▶ **TASK INSTRUCTIONS**:
Across the entries below, count the lines in which the word "primis" occurs. Reply with the count alone.

Records from a collection:
————

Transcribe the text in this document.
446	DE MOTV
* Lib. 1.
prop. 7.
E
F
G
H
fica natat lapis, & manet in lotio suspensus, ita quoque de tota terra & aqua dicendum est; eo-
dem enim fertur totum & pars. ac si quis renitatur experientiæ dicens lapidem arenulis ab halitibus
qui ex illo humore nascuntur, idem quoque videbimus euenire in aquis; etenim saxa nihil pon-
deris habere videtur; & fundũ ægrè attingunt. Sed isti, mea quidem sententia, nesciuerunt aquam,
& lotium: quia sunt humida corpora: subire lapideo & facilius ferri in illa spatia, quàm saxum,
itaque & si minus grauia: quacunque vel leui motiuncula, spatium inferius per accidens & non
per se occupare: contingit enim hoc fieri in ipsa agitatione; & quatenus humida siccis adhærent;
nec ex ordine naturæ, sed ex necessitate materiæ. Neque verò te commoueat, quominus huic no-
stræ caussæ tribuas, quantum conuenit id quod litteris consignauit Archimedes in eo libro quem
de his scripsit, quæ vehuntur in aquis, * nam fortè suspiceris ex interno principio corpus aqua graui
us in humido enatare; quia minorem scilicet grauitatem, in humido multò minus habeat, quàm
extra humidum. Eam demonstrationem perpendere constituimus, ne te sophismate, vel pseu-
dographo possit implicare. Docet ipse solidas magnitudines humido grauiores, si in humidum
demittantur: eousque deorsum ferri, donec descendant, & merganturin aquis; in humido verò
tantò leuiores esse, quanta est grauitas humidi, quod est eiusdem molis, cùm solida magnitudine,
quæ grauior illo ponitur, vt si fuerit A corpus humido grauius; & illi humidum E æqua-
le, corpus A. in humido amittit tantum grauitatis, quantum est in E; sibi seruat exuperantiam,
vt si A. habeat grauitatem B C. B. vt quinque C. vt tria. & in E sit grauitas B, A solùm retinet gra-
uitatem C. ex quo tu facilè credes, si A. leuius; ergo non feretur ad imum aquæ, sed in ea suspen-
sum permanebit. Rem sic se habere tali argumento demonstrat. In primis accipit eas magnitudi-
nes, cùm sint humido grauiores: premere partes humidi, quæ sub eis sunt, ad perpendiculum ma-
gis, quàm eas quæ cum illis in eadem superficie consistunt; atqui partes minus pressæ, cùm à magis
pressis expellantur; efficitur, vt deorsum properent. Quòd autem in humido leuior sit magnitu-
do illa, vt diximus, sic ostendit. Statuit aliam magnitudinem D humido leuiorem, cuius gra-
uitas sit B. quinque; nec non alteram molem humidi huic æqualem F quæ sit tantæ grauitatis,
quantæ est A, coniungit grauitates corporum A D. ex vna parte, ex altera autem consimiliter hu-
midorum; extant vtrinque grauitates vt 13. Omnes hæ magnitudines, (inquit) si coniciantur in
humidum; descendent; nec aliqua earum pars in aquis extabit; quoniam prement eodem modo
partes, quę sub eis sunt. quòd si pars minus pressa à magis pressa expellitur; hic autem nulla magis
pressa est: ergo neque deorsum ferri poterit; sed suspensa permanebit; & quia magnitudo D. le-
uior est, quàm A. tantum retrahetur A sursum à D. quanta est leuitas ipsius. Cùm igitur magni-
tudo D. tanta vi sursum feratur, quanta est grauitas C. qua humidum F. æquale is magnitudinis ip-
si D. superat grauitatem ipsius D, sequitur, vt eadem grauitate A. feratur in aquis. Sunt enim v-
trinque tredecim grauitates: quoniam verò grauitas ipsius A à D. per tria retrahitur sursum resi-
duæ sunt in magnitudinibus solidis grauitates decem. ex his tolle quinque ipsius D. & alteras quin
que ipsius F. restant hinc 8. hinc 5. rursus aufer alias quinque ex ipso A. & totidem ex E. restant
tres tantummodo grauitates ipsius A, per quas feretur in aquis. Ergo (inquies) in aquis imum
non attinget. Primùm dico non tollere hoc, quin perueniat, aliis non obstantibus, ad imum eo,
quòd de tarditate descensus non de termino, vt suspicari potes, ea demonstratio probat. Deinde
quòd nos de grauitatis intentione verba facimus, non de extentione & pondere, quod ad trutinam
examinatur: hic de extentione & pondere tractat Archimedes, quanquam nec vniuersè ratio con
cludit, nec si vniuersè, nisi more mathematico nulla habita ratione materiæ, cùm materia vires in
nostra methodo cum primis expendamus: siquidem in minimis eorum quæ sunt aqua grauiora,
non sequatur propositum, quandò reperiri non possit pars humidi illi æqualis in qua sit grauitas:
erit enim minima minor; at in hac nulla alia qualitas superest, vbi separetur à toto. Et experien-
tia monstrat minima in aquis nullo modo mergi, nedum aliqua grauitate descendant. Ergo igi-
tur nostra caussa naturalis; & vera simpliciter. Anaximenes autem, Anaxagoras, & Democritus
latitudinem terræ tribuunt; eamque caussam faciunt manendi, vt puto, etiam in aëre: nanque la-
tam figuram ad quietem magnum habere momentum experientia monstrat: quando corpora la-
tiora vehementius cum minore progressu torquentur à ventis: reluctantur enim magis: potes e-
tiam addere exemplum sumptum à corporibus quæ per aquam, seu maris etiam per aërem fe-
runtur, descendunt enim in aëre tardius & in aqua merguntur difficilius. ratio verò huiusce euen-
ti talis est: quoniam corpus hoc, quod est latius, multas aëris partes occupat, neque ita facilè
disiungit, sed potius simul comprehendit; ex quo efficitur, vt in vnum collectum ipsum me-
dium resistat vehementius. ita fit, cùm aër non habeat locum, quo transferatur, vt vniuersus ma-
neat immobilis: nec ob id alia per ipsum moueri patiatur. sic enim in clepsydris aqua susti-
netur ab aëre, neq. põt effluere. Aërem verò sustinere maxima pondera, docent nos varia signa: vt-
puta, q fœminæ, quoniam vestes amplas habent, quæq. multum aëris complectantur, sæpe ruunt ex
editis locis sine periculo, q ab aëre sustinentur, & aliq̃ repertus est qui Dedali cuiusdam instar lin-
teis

————

▶ **RESULT OF THE EXERCISE**:
2